Work to do
All entries must be extracted exactly, with nothing added or dropped.

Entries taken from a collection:
** begin **
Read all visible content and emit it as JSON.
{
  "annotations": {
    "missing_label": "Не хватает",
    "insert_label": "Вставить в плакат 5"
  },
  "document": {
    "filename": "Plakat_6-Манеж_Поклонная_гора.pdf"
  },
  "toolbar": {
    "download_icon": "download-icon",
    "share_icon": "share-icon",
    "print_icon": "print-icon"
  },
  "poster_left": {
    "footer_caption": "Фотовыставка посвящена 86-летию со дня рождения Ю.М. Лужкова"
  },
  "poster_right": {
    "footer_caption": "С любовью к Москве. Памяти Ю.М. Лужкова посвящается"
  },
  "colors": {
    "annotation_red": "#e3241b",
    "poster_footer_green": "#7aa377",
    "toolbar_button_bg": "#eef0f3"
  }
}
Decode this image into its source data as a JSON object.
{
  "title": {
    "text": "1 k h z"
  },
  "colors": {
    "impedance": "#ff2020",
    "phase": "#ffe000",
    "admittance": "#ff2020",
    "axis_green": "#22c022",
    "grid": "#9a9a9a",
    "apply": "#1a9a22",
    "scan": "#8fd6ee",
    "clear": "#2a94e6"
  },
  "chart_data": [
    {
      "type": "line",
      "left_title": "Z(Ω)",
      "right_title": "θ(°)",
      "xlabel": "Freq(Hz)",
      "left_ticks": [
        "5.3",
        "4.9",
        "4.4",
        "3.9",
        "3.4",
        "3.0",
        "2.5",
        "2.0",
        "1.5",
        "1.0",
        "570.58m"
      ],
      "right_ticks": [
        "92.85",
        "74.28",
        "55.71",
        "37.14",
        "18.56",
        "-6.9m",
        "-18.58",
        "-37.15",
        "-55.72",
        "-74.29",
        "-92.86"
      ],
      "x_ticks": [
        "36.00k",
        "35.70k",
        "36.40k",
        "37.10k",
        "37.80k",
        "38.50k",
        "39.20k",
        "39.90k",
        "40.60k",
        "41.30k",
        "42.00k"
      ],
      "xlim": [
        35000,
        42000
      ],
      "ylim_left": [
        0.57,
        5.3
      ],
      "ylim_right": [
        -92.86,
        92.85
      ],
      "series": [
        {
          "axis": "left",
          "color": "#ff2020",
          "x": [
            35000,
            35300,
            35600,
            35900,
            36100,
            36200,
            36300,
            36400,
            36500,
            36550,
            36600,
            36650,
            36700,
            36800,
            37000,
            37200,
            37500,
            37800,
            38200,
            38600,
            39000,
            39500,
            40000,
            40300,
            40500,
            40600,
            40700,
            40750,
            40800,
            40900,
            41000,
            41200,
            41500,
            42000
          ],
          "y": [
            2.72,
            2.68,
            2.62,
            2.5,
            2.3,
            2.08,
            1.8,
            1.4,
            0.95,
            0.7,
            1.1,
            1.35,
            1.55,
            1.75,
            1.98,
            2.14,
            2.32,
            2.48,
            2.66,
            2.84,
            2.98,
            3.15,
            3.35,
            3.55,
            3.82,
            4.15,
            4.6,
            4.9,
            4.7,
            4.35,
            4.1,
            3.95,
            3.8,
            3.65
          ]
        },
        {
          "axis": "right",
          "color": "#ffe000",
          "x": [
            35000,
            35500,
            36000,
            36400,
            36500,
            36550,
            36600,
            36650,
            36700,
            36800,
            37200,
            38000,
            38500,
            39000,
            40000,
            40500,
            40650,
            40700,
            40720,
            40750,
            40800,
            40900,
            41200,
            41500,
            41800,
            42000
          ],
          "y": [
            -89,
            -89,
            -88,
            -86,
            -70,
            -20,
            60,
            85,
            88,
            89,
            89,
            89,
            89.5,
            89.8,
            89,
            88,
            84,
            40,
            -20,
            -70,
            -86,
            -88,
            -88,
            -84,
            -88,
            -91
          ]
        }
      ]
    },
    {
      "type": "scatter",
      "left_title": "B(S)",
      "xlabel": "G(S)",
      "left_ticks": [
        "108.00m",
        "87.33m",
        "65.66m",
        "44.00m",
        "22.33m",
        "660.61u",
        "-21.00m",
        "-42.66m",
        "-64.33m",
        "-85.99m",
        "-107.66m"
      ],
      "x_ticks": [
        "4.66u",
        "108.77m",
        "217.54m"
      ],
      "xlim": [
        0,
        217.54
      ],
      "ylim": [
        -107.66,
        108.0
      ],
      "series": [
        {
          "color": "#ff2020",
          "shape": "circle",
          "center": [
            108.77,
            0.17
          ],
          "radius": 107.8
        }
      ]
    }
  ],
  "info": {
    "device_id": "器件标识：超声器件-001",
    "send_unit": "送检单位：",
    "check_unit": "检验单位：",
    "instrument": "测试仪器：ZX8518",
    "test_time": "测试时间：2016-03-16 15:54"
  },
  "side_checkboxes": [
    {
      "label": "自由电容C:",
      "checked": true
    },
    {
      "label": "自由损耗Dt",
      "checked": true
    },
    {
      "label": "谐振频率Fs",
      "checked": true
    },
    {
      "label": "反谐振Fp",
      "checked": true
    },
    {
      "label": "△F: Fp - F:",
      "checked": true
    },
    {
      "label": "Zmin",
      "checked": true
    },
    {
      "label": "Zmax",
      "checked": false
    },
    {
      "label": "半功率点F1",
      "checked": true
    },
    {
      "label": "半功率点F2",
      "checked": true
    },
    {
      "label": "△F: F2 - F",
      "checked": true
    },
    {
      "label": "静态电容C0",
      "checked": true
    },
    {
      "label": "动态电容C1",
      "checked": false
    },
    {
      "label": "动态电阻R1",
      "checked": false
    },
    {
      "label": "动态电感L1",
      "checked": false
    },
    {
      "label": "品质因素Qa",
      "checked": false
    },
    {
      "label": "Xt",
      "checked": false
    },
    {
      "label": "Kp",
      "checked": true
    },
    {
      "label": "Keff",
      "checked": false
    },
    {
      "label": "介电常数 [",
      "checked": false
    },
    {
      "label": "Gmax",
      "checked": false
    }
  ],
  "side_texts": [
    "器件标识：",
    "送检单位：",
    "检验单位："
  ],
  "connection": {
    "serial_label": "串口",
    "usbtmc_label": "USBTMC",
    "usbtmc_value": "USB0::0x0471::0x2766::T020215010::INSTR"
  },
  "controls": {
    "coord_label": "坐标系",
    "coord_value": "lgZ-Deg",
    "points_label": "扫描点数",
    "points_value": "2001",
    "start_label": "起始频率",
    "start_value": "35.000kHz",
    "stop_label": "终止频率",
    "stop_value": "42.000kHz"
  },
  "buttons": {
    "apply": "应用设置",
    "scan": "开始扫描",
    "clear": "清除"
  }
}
** end **
Solved problem
Read all visible content and emit it as JSON.
{
  "annotations": {
    "missing_label": "Не хватает",
    "insert_label": "Вставить в плакат 5"
  },
  "document": {
    "filename": "Plakat_6-Манеж_Поклонная_гора.pdf"
  },
  "toolbar": {
    "download_icon": "download-icon",
    "share_icon": "share-icon",
    "print_icon": "print-icon"
  },
  "poster_left": {
    "footer_caption": "Фотовыставка посвящена 86-летию со дня рождения Ю.М. Лужкова"
  },
  "poster_right": {
    "footer_caption": "С любовью к Москве. Памяти Ю.М. Лужкова посвящается"
  },
  "colors": {
    "annotation_red": "#e3241b",
    "poster_footer_green": "#7aa377",
    "toolbar_button_bg": "#eef0f3"
  }
}
Decode this image into its source data as a JSON object.
{
  "title": {
    "text": "1 k h z"
  },
  "colors": {
    "impedance": "#ff2020",
    "phase": "#ffe000",
    "admittance": "#ff2020",
    "axis_green": "#22c022",
    "grid": "#9a9a9a",
    "apply": "#1a9a22",
    "scan": "#8fd6ee",
    "clear": "#2a94e6"
  },
  "chart_data": [
    {
      "type": "line",
      "left_title": "Z(Ω)",
      "right_title": "θ(°)",
      "xlabel": "Freq(Hz)",
      "left_ticks": [
        "5.3",
        "4.9",
        "4.4",
        "3.9",
        "3.4",
        "3.0",
        "2.5",
        "2.0",
        "1.5",
        "1.0",
        "570.58m"
      ],
      "right_ticks": [
        "92.85",
        "74.28",
        "55.71",
        "37.14",
        "18.56",
        "-6.9m",
        "-18.58",
        "-37.15",
        "-55.72",
        "-74.29",
        "-92.86"
      ],
      "x_ticks": [
        "36.00k",
        "35.70k",
        "36.40k",
        "37.10k",
        "37.80k",
        "38.50k",
        "39.20k",
        "39.90k",
        "40.60k",
        "41.30k",
        "42.00k"
      ],
      "xlim": [
        35000,
        42000
      ],
      "ylim_left": [
        0.57,
        5.3
      ],
      "ylim_right": [
        -92.86,
        92.85
      ],
      "series": [
        {
          "axis": "left",
          "color": "#ff2020",
          "x": [
            35000,
            35300,
            35600,
            35900,
            36100,
            36200,
            36300,
            36400,
            36500,
            36550,
            36600,
            36650,
            36700,
            36800,
            37000,
            37200,
            37500,
            37800,
            38200,
            38600,
            39000,
            39500,
            40000,
            40300,
            40500,
            40600,
            40700,
            40750,
            40800,
            40900,
            41000,
            41200,
            41500,
            42000
          ],
          "y": [
            2.72,
            2.68,
            2.62,
            2.5,
            2.3,
            2.08,
            1.8,
            1.4,
            0.95,
            0.7,
            1.1,
            1.35,
            1.55,
            1.75,
            1.98,
            2.14,
            2.32,
            2.48,
            2.66,
            2.84,
            2.98,
            3.15,
            3.35,
            3.55,
            3.82,
            4.15,
            4.6,
            4.9,
            4.7,
            4.35,
            4.1,
            3.95,
            3.8,
            3.65
          ]
        },
        {
          "axis": "right",
          "color": "#ffe000",
          "x": [
            35000,
            35500,
            36000,
            36400,
            36500,
            36550,
            36600,
            36650,
            36700,
            36800,
            37200,
            38000,
            38500,
            39000,
            40000,
            40500,
            40650,
            40700,
            40720,
            40750,
            40800,
            40900,
            41200,
            41500,
            41800,
            42000
          ],
          "y": [
            -89,
            -89,
            -88,
            -86,
            -70,
            -20,
            60,
            85,
            88,
            89,
            89,
            89,
            89.5,
            89.8,
            89,
            88,
            84,
            40,
            -20,
            -70,
            -86,
            -88,
            -88,
            -84,
            -88,
            -91
          ]
        }
      ]
    },
    {
      "type": "scatter",
      "left_title": "B(S)",
      "xlabel": "G(S)",
      "left_ticks": [
        "108.00m",
        "87.33m",
        "65.66m",
        "44.00m",
        "22.33m",
        "660.61u",
        "-21.00m",
        "-42.66m",
        "-64.33m",
        "-85.99m",
        "-107.66m"
      ],
      "x_ticks": [
        "4.66u",
        "108.77m",
        "217.54m"
      ],
      "xlim": [
        0,
        217.54
      ],
      "ylim": [
        -107.66,
        108.0
      ],
      "series": [
        {
          "color": "#ff2020",
          "shape": "circle",
          "center": [
            108.77,
            0.17
          ],
          "radius": 107.8
        }
      ]
    }
  ],
  "info": {
    "device_id": "器件标识：超声器件-001",
    "send_unit": "送检单位：",
    "check_unit": "检验单位：",
    "instrument": "测试仪器：ZX8518",
    "test_time": "测试时间：2016-03-16 15:54"
  },
  "side_checkboxes": [
    {
      "label": "自由电容C:",
      "checked": true
    },
    {
      "label": "自由损耗Dt",
      "checked": true
    },
    {
      "label": "谐振频率Fs",
      "checked": true
    },
    {
      "label": "反谐振Fp",
      "checked": true
    },
    {
      "label": "△F: Fp - F:",
      "checked": true
    },
    {
      "label": "Zmin",
      "checked": true
    },
    {
      "label": "Zmax",
      "checked": false
    },
    {
      "label": "半功率点F1",
      "checked": true
    },
    {
      "label": "半功率点F2",
      "checked": true
    },
    {
      "label": "△F: F2 - F",
      "checked": true
    },
    {
      "label": "静态电容C0",
      "checked": true
    },
    {
      "label": "动态电容C1",
      "checked": false
    },
    {
      "label": "动态电阻R1",
      "checked": false
    },
    {
      "label": "动态电感L1",
      "checked": false
    },
    {
      "label": "品质因素Qa",
      "checked": false
    },
    {
      "label": "Xt",
      "checked": false
    },
    {
      "label": "Kp",
      "checked": true
    },
    {
      "label": "Keff",
      "checked": false
    },
    {
      "label": "介电常数 [",
      "checked": false
    },
    {
      "label": "Gmax",
      "checked": false
    }
  ],
  "side_texts": [
    "器件标识：",
    "送检单位：",
    "检验单位："
  ],
  "connection": {
    "serial_label": "串口",
    "usbtmc_label": "USBTMC",
    "usbtmc_value": "USB0::0x0471::0x2766::T020215010::INSTR"
  },
  "controls": {
    "coord_label": "坐标系",
    "coord_value": "lgZ-Deg",
    "points_label": "扫描点数",
    "points_value": "2001",
    "start_label": "起始频率",
    "start_value": "35.000kHz",
    "stop_label": "终止频率",
    "stop_value": "42.000kHz"
  },
  "buttons": {
    "apply": "应用设置",
    "scan": "开始扫描",
    "clear": "清除"
  }
}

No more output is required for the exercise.